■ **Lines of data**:
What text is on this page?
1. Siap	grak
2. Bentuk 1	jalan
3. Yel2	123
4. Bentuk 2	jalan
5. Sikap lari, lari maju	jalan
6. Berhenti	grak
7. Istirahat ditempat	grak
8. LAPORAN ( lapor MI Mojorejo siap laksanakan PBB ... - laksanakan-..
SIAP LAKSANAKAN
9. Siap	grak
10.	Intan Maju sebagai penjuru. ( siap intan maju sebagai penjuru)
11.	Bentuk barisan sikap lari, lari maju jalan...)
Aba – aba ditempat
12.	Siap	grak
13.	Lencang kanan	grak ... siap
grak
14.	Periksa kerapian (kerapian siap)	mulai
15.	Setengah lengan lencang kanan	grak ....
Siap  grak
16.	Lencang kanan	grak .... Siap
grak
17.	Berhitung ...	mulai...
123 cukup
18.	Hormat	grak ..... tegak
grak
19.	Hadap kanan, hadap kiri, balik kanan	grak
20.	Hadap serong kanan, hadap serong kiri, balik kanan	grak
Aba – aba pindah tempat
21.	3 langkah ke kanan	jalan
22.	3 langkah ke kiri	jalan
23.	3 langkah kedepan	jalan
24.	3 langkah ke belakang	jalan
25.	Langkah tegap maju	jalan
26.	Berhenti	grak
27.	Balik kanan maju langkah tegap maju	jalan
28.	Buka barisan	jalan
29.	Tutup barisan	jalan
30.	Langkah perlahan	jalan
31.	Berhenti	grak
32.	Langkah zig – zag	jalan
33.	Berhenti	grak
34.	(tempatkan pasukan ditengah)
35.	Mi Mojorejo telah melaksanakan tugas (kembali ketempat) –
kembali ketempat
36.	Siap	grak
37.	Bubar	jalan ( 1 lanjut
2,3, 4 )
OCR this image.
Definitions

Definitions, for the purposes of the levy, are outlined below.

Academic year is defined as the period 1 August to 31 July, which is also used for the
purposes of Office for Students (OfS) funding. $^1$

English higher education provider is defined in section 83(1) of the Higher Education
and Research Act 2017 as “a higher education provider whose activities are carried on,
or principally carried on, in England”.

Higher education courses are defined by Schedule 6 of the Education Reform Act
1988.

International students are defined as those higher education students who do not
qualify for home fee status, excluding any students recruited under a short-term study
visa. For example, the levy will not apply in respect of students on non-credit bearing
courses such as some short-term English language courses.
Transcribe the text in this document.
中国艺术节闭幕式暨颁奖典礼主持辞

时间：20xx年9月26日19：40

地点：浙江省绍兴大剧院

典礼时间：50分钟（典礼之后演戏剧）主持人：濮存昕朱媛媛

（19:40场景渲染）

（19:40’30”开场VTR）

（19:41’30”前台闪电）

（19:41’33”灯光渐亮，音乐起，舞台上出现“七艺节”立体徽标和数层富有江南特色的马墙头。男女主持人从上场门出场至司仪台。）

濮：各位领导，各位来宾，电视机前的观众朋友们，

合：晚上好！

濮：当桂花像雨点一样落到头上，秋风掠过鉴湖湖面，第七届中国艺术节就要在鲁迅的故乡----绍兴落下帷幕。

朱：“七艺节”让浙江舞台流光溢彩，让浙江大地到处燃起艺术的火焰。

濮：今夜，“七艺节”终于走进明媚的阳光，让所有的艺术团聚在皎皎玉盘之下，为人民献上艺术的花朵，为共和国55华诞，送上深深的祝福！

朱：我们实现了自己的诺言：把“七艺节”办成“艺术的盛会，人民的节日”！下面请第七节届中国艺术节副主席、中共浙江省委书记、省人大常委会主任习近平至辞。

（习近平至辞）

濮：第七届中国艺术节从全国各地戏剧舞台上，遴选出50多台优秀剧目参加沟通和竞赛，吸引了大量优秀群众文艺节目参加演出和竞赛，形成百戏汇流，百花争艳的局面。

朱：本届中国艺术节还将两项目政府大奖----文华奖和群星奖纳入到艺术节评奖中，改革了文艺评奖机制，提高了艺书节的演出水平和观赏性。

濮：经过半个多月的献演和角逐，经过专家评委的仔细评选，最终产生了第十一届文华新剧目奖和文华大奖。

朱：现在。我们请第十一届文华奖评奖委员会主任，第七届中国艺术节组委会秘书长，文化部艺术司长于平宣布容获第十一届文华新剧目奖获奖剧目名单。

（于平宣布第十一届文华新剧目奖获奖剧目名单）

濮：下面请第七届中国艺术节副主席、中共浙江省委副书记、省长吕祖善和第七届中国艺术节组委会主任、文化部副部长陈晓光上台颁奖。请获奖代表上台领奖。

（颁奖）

■ **What the task requires**: Using the records given above, list every line that includes the word "Bentuk".

■ **Response below**:
2. Bentuk 1	jalan
4. Bentuk 2	jalan
11.	Bentuk barisan sikap lari, lari maju jalan...)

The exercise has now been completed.